GIVEN TASK — Identify the lines containing the word "объема". Copy each one.

## begin DATA TO PROCESS

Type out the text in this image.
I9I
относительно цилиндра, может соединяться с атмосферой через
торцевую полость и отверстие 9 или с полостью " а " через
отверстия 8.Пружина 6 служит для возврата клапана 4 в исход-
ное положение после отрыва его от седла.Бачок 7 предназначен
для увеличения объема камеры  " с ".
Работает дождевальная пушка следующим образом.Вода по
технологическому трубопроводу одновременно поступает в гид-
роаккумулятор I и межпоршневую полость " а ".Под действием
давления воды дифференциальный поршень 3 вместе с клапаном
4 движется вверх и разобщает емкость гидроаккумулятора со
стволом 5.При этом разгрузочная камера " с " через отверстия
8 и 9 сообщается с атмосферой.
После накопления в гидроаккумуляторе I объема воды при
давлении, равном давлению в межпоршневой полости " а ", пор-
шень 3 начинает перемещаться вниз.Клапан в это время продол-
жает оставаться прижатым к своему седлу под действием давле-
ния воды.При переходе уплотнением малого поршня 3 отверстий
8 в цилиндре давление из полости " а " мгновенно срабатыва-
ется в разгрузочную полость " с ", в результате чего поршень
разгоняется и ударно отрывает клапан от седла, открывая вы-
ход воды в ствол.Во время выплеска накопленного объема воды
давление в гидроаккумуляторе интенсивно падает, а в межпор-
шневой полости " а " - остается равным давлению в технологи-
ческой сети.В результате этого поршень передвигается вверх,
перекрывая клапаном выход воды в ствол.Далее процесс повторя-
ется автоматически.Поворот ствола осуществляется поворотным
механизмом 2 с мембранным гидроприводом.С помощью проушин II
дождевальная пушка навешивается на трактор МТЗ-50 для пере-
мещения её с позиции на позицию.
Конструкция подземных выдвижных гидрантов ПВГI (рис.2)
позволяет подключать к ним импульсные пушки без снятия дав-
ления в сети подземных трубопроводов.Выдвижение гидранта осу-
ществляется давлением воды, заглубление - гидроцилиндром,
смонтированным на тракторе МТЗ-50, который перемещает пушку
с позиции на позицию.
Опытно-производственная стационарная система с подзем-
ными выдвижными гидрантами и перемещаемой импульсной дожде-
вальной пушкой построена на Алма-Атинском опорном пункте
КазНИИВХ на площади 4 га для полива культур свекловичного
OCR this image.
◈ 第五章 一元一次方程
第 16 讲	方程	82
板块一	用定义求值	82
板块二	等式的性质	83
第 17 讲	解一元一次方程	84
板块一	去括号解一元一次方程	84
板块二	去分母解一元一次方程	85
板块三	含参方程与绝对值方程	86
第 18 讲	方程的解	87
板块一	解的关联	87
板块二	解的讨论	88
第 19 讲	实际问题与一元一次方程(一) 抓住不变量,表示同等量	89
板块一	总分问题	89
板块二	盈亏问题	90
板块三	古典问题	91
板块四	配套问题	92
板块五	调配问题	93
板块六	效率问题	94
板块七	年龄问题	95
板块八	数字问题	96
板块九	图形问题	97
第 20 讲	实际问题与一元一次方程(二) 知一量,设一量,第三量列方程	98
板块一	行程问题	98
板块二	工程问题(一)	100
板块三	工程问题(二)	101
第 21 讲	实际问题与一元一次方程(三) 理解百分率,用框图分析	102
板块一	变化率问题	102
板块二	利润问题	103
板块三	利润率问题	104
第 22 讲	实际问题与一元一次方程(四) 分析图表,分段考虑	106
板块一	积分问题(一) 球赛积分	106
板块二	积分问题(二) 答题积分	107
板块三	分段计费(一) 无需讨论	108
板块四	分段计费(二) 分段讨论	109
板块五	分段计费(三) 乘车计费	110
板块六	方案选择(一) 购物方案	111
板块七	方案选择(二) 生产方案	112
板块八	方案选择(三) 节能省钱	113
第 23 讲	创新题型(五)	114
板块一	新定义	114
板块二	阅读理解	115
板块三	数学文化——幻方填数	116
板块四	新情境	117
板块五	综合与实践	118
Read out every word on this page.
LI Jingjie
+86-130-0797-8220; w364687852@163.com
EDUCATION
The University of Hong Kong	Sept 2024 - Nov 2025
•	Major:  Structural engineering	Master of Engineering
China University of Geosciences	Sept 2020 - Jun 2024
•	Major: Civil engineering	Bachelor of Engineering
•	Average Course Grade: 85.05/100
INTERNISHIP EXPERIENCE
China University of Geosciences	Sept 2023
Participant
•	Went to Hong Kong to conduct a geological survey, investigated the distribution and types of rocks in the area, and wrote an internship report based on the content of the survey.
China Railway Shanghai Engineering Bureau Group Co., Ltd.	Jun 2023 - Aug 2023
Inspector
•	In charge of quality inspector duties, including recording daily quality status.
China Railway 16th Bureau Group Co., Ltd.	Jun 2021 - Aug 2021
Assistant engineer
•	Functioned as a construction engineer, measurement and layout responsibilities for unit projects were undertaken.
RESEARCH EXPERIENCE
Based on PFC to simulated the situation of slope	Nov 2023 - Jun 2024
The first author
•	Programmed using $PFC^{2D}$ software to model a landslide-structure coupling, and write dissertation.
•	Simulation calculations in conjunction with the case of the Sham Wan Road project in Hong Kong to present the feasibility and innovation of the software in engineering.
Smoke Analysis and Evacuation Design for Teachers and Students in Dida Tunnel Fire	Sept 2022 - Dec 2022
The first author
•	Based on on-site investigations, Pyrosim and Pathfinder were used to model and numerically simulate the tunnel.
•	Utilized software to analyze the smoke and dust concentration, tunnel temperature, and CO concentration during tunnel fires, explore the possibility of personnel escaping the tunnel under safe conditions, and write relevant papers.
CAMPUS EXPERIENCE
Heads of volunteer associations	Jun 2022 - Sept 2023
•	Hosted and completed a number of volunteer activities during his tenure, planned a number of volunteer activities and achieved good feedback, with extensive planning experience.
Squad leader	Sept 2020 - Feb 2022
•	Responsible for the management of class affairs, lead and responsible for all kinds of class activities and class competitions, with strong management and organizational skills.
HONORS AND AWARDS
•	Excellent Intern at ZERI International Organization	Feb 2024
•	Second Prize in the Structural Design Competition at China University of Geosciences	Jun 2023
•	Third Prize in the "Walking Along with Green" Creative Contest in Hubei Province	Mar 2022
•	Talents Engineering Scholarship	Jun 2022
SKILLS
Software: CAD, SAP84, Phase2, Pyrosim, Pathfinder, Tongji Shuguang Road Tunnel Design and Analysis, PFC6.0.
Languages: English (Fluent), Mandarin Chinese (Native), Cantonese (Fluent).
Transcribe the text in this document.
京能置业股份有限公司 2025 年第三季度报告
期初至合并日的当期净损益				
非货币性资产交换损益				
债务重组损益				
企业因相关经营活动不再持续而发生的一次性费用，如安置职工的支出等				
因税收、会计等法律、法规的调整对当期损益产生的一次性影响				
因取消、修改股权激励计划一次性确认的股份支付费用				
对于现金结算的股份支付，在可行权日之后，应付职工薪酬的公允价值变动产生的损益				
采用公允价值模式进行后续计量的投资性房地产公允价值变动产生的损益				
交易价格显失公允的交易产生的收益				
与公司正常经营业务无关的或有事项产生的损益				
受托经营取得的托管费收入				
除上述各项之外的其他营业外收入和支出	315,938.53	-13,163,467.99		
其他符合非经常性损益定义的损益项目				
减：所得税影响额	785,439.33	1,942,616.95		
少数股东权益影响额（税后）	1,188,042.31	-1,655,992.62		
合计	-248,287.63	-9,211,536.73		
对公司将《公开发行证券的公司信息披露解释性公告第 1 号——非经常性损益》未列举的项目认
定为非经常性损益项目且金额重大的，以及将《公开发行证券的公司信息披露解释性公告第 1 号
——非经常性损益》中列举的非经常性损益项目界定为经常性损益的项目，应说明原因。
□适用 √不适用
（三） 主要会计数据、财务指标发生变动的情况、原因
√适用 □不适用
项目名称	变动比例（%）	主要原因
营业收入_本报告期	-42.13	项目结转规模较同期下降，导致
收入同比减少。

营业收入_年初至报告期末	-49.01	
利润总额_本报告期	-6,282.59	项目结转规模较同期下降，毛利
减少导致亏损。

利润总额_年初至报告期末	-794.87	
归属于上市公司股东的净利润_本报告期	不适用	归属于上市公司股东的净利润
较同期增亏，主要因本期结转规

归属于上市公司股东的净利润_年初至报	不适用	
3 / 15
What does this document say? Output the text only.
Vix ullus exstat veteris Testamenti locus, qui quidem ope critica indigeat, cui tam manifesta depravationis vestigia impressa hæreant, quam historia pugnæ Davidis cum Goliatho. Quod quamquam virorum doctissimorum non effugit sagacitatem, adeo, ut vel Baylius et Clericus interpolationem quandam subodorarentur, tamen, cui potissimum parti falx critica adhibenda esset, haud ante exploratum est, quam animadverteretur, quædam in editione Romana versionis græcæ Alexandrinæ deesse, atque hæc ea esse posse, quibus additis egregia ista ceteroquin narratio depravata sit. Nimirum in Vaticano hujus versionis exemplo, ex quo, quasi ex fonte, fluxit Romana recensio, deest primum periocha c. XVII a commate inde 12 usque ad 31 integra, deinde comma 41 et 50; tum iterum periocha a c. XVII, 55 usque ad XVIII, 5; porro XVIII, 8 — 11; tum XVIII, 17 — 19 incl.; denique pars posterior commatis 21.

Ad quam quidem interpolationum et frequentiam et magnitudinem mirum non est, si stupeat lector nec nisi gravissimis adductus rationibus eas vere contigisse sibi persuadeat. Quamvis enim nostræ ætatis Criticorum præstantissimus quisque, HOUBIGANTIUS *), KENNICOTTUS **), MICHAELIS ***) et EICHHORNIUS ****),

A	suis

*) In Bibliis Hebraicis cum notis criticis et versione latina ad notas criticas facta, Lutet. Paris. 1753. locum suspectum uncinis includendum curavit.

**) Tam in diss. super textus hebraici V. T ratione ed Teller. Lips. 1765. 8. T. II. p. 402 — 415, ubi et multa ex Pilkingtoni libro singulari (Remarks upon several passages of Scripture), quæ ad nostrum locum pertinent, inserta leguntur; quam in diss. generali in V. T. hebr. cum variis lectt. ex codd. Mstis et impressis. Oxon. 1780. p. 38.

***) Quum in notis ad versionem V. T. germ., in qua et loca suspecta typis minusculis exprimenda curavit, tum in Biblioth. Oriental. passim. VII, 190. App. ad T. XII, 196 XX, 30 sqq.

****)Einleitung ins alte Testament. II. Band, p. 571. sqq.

## end DATA TO PROCESS

EXPECTED ANSWER —
для увеличения объема камеры  " с ".
После накопления в гидроаккумуляторе I объема воды при
ход воды в ствол.Во время выплеска накопленного объема воды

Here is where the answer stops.